GOAL OF THE EXERCISE: Each record below should be repeated precisely as written.

Data items:
————————

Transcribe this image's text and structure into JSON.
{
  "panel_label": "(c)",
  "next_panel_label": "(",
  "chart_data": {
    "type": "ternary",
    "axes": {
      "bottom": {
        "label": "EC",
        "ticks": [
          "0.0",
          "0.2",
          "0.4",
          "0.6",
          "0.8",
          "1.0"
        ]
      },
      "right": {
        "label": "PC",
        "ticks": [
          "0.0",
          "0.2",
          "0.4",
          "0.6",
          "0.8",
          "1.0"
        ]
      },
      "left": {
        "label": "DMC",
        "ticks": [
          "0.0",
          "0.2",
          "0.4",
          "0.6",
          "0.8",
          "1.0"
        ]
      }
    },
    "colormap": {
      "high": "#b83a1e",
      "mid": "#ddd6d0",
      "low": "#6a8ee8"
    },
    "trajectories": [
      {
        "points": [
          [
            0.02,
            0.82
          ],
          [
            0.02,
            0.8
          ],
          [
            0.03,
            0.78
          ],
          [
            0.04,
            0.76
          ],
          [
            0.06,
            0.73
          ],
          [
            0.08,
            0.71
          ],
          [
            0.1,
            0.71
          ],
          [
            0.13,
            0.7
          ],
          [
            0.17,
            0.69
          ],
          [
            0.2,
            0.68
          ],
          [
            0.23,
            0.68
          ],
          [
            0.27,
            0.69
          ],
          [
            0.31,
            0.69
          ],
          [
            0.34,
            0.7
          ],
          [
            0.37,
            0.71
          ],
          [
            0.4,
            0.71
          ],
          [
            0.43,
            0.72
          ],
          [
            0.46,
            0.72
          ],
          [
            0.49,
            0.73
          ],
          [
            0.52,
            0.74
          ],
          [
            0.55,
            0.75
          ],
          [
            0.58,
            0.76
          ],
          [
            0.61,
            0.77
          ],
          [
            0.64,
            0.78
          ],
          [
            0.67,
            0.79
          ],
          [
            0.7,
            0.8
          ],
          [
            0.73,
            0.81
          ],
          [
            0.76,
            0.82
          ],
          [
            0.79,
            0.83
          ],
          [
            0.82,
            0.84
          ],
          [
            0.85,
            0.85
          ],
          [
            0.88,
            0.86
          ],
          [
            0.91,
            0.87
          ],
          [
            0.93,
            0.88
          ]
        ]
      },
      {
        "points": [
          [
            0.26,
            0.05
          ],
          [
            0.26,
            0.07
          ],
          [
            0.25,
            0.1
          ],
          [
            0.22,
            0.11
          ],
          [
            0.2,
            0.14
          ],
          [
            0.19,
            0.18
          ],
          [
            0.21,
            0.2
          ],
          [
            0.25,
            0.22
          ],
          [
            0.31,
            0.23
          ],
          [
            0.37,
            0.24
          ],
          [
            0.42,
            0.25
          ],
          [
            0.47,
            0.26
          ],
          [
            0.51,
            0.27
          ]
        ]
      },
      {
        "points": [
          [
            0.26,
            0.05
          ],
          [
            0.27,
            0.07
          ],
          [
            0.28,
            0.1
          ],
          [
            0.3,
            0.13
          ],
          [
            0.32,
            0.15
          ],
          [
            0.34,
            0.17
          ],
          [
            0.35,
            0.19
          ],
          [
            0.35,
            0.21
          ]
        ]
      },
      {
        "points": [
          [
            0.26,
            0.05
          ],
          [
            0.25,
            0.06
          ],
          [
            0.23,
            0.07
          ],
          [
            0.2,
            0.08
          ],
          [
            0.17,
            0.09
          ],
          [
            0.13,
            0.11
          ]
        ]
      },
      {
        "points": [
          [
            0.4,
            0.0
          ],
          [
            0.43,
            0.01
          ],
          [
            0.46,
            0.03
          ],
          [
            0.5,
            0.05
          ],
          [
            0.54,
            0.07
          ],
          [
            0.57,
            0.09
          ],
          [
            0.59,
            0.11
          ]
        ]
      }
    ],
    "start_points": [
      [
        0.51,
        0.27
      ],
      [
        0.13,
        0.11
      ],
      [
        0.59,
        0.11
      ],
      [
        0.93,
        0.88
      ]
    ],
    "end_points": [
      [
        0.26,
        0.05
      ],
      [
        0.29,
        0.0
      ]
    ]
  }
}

————————

SOLUTION FOR THIS EXERCISE:
Transcribe this image's text and structure into JSON.
{
  "panel_label": "(c)",
  "next_panel_label": "(",
  "chart_data": {
    "type": "ternary",
    "axes": {
      "bottom": {
        "label": "EC",
        "ticks": [
          "0.0",
          "0.2",
          "0.4",
          "0.6",
          "0.8",
          "1.0"
        ]
      },
      "right": {
        "label": "PC",
        "ticks": [
          "0.0",
          "0.2",
          "0.4",
          "0.6",
          "0.8",
          "1.0"
        ]
      },
      "left": {
        "label": "DMC",
        "ticks": [
          "0.0",
          "0.2",
          "0.4",
          "0.6",
          "0.8",
          "1.0"
        ]
      }
    },
    "colormap": {
      "high": "#b83a1e",
      "mid": "#ddd6d0",
      "low": "#6a8ee8"
    },
    "trajectories": [
      {
        "points": [
          [
            0.02,
            0.82
          ],
          [
            0.02,
            0.8
          ],
          [
            0.03,
            0.78
          ],
          [
            0.04,
            0.76
          ],
          [
            0.06,
            0.73
          ],
          [
            0.08,
            0.71
          ],
          [
            0.1,
            0.71
          ],
          [
            0.13,
            0.7
          ],
          [
            0.17,
            0.69
          ],
          [
            0.2,
            0.68
          ],
          [
            0.23,
            0.68
          ],
          [
            0.27,
            0.69
          ],
          [
            0.31,
            0.69
          ],
          [
            0.34,
            0.7
          ],
          [
            0.37,
            0.71
          ],
          [
            0.4,
            0.71
          ],
          [
            0.43,
            0.72
          ],
          [
            0.46,
            0.72
          ],
          [
            0.49,
            0.73
          ],
          [
            0.52,
            0.74
          ],
          [
            0.55,
            0.75
          ],
          [
            0.58,
            0.76
          ],
          [
            0.61,
            0.77
          ],
          [
            0.64,
            0.78
          ],
          [
            0.67,
            0.79
          ],
          [
            0.7,
            0.8
          ],
          [
            0.73,
            0.81
          ],
          [
            0.76,
            0.82
          ],
          [
            0.79,
            0.83
          ],
          [
            0.82,
            0.84
          ],
          [
            0.85,
            0.85
          ],
          [
            0.88,
            0.86
          ],
          [
            0.91,
            0.87
          ],
          [
            0.93,
            0.88
          ]
        ]
      },
      {
        "points": [
          [
            0.26,
            0.05
          ],
          [
            0.26,
            0.07
          ],
          [
            0.25,
            0.1
          ],
          [
            0.22,
            0.11
          ],
          [
            0.2,
            0.14
          ],
          [
            0.19,
            0.18
          ],
          [
            0.21,
            0.2
          ],
          [
            0.25,
            0.22
          ],
          [
            0.31,
            0.23
          ],
          [
            0.37,
            0.24
          ],
          [
            0.42,
            0.25
          ],
          [
            0.47,
            0.26
          ],
          [
            0.51,
            0.27
          ]
        ]
      },
      {
        "points": [
          [
            0.26,
            0.05
          ],
          [
            0.27,
            0.07
          ],
          [
            0.28,
            0.1
          ],
          [
            0.3,
            0.13
          ],
          [
            0.32,
            0.15
          ],
          [
            0.34,
            0.17
          ],
          [
            0.35,
            0.19
          ],
          [
            0.35,
            0.21
          ]
        ]
      },
      {
        "points": [
          [
            0.26,
            0.05
          ],
          [
            0.25,
            0.06
          ],
          [
            0.23,
            0.07
          ],
          [
            0.2,
            0.08
          ],
          [
            0.17,
            0.09
          ],
          [
            0.13,
            0.11
          ]
        ]
      },
      {
        "points": [
          [
            0.4,
            0.0
          ],
          [
            0.43,
            0.01
          ],
          [
            0.46,
            0.03
          ],
          [
            0.5,
            0.05
          ],
          [
            0.54,
            0.07
          ],
          [
            0.57,
            0.09
          ],
          [
            0.59,
            0.11
          ]
        ]
      }
    ],
    "start_points": [
      [
        0.51,
        0.27
      ],
      [
        0.13,
        0.11
      ],
      [
        0.59,
        0.11
      ],
      [
        0.93,
        0.88
      ]
    ],
    "end_points": [
      [
        0.26,
        0.05
      ],
      [
        0.29,
        0.0
      ]
    ]
  }
}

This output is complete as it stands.